- [SET EXERCISE]: Filter the records below for the word "value". Copy each line that holds it.

....

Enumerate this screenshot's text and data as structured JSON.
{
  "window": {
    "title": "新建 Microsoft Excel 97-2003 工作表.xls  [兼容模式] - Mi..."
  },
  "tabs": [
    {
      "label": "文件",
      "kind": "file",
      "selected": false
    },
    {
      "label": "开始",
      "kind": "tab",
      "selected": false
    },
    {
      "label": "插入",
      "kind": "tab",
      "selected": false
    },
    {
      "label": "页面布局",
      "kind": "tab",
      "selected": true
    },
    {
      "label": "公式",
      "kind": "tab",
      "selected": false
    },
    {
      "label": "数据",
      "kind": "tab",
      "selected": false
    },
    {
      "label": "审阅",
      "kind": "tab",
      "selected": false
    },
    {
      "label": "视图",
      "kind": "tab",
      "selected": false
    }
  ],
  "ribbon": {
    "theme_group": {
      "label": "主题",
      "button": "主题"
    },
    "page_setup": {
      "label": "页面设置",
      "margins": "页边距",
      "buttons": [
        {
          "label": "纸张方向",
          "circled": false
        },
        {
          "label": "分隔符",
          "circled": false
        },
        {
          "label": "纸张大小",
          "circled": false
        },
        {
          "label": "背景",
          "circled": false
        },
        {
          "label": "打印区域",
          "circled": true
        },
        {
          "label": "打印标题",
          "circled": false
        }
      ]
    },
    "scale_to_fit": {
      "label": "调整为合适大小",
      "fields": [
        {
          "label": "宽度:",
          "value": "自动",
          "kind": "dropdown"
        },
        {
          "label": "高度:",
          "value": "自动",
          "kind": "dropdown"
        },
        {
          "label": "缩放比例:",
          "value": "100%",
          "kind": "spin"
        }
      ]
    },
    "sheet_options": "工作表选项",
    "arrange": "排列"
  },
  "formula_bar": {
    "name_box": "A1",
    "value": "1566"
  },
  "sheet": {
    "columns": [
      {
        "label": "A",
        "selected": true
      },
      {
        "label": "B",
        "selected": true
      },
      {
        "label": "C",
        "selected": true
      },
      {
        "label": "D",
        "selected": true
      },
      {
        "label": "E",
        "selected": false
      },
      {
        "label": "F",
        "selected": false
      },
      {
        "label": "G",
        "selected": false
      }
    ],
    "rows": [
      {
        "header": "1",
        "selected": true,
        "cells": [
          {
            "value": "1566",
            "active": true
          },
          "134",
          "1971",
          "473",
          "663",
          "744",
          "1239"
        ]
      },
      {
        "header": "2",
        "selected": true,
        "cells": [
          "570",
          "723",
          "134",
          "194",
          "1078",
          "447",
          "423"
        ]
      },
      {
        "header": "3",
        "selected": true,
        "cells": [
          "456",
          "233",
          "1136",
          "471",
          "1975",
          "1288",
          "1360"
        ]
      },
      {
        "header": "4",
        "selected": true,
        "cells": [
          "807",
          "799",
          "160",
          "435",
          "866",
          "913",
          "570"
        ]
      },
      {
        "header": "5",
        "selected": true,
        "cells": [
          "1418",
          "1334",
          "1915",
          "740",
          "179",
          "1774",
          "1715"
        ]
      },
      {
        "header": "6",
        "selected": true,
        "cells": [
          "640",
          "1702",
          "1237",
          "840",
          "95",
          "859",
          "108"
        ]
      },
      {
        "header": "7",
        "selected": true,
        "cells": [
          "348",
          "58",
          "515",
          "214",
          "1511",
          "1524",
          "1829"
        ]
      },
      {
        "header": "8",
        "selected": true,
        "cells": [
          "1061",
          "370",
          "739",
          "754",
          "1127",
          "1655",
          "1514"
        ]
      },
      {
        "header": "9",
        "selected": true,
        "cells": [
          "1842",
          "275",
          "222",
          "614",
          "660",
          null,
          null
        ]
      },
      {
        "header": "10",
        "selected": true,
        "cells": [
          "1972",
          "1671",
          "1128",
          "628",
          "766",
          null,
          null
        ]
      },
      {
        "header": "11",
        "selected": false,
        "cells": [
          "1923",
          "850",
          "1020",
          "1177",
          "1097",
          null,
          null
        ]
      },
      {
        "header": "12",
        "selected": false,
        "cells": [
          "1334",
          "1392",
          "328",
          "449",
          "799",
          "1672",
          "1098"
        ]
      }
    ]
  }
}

....

- [COMPLETE RESPONSE]:
          "value": "自动",
          "value": "自动",
          "value": "100%",
    "value": "1566"
            "value": "1566",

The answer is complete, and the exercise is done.